Dataset items
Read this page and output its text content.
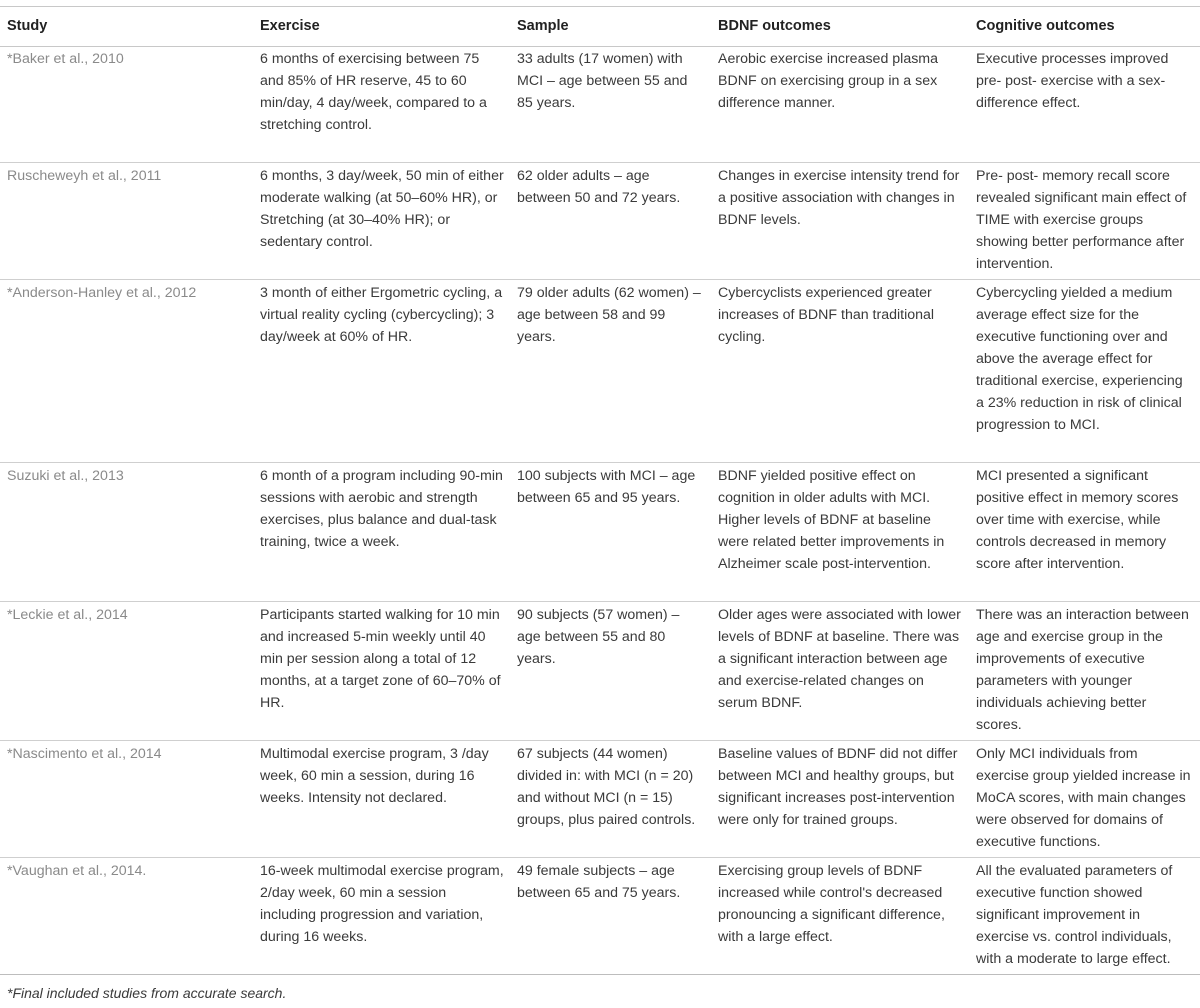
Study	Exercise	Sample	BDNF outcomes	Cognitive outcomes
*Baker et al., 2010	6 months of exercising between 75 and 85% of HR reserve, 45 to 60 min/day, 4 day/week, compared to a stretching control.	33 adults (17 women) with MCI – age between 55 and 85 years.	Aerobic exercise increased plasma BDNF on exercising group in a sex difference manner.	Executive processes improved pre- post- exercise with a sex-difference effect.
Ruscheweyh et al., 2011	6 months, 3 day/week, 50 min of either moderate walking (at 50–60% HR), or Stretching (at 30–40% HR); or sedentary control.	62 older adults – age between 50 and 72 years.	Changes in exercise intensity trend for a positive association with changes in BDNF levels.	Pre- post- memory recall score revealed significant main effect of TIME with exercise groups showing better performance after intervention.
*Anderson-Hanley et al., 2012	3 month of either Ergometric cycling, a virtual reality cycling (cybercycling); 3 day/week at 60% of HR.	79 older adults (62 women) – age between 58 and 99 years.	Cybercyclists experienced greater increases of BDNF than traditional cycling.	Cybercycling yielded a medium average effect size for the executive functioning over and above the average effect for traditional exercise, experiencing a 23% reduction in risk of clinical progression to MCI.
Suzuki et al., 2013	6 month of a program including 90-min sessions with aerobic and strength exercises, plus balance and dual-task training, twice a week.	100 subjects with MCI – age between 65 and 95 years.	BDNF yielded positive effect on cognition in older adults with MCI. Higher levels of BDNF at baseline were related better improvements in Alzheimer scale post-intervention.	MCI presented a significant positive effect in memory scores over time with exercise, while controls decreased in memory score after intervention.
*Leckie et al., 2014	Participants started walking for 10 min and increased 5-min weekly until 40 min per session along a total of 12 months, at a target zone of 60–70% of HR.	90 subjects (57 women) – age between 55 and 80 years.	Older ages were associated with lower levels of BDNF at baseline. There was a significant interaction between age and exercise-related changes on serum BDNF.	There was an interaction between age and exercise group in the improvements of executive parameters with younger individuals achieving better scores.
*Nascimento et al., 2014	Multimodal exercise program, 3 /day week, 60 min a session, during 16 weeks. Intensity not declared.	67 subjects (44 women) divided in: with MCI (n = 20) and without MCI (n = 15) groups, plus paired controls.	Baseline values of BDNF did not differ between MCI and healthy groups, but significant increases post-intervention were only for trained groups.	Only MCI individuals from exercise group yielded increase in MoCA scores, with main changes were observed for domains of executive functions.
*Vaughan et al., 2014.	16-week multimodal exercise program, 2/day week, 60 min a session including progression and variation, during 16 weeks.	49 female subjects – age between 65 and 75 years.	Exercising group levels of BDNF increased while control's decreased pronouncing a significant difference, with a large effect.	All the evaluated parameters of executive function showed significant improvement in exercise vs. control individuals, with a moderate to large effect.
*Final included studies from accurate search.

==

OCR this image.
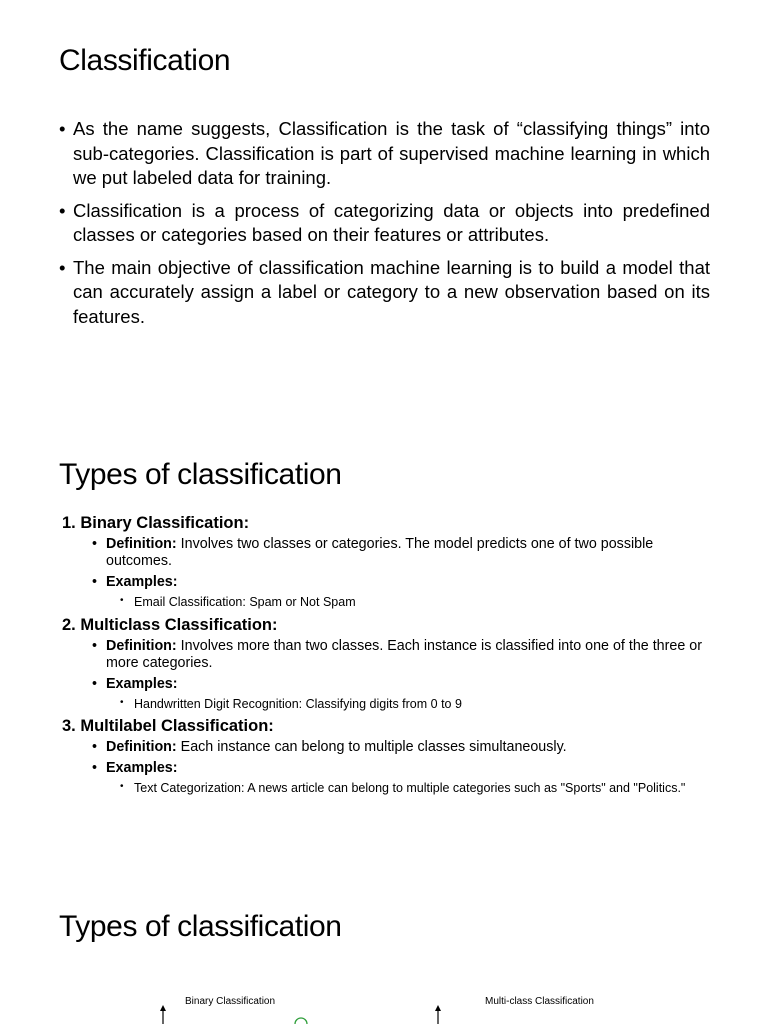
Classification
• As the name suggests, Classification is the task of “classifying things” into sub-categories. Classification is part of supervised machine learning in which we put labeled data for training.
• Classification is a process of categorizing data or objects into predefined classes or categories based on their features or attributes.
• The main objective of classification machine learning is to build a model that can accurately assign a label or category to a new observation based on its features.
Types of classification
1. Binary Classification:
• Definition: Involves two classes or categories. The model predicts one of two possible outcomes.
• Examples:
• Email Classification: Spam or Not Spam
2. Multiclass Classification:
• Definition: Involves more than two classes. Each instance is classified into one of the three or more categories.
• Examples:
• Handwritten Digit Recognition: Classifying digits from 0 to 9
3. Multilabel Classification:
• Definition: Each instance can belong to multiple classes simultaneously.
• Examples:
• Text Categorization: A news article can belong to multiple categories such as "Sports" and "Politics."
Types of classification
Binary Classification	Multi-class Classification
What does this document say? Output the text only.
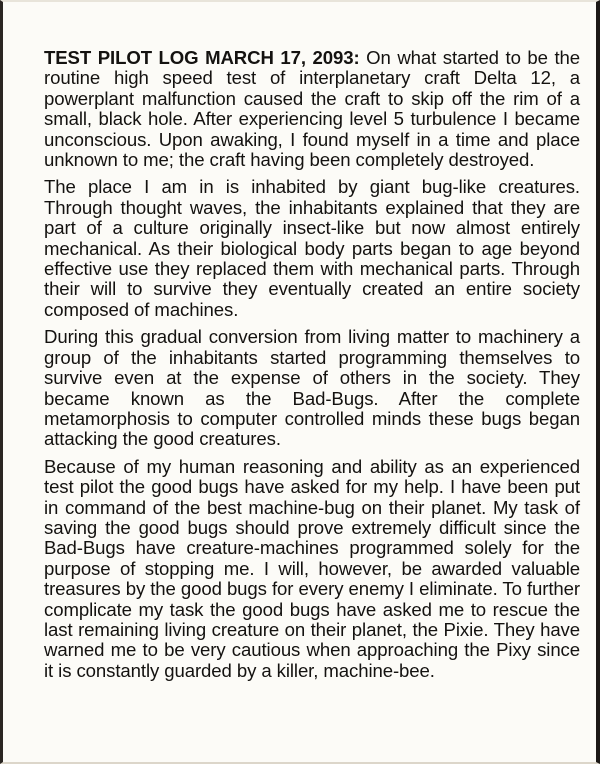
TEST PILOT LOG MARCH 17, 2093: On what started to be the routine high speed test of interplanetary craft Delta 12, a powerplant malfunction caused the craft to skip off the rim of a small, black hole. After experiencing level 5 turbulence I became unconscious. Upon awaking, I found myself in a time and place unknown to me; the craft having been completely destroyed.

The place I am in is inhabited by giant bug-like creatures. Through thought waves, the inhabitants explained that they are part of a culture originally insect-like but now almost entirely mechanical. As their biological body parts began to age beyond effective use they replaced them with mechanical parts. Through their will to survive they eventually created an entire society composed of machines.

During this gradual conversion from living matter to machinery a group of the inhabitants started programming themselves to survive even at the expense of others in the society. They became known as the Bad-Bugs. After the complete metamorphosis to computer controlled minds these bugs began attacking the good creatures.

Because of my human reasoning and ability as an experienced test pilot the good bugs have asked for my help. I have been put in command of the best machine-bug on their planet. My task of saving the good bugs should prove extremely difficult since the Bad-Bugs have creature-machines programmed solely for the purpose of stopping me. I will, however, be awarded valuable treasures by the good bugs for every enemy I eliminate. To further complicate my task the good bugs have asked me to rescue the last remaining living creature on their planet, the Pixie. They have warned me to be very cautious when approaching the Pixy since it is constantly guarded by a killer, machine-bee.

==

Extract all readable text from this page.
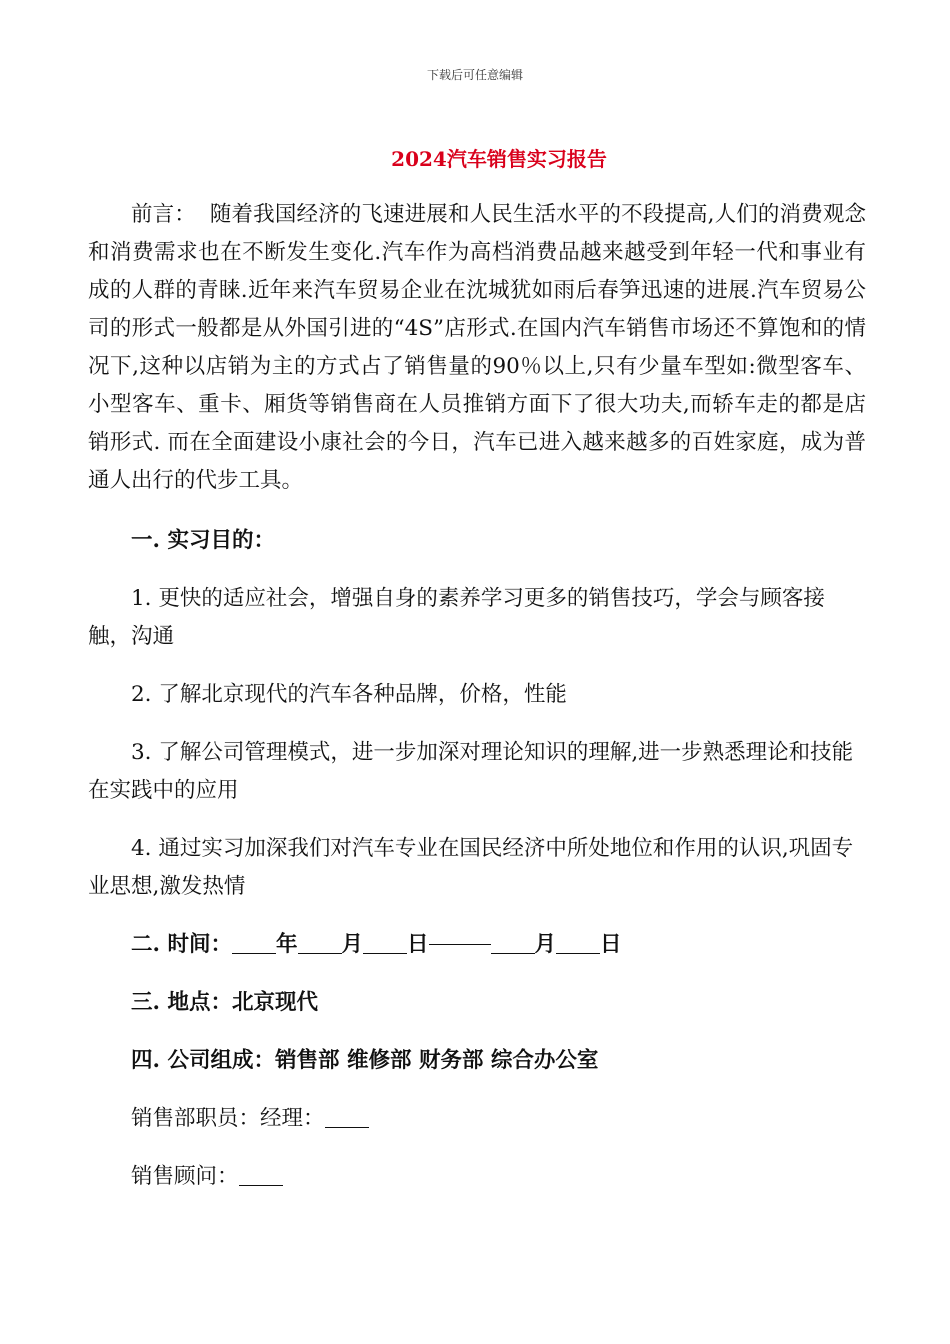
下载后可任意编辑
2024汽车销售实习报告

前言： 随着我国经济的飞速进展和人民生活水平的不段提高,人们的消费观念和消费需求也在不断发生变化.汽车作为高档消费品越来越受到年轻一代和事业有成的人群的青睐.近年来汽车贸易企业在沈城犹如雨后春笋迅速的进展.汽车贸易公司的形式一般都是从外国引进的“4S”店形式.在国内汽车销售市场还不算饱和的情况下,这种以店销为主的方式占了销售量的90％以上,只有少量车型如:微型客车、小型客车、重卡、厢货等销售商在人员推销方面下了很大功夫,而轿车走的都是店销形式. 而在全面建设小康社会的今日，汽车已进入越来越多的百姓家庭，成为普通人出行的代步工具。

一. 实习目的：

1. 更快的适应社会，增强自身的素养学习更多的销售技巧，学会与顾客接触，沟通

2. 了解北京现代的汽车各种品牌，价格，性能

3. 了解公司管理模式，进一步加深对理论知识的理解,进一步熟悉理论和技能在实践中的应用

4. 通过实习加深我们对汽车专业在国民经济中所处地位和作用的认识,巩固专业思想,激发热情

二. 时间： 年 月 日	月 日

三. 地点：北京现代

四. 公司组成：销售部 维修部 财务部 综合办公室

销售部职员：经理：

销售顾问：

Directive – Select and copy each line from the data that includes the word "model".

Task response –
• The main objective of classification machine learning is to build a model that can accurately assign a label or category to a new observation based on its features.
• Definition: Involves two classes or categories. The model predicts one of two possible outcomes.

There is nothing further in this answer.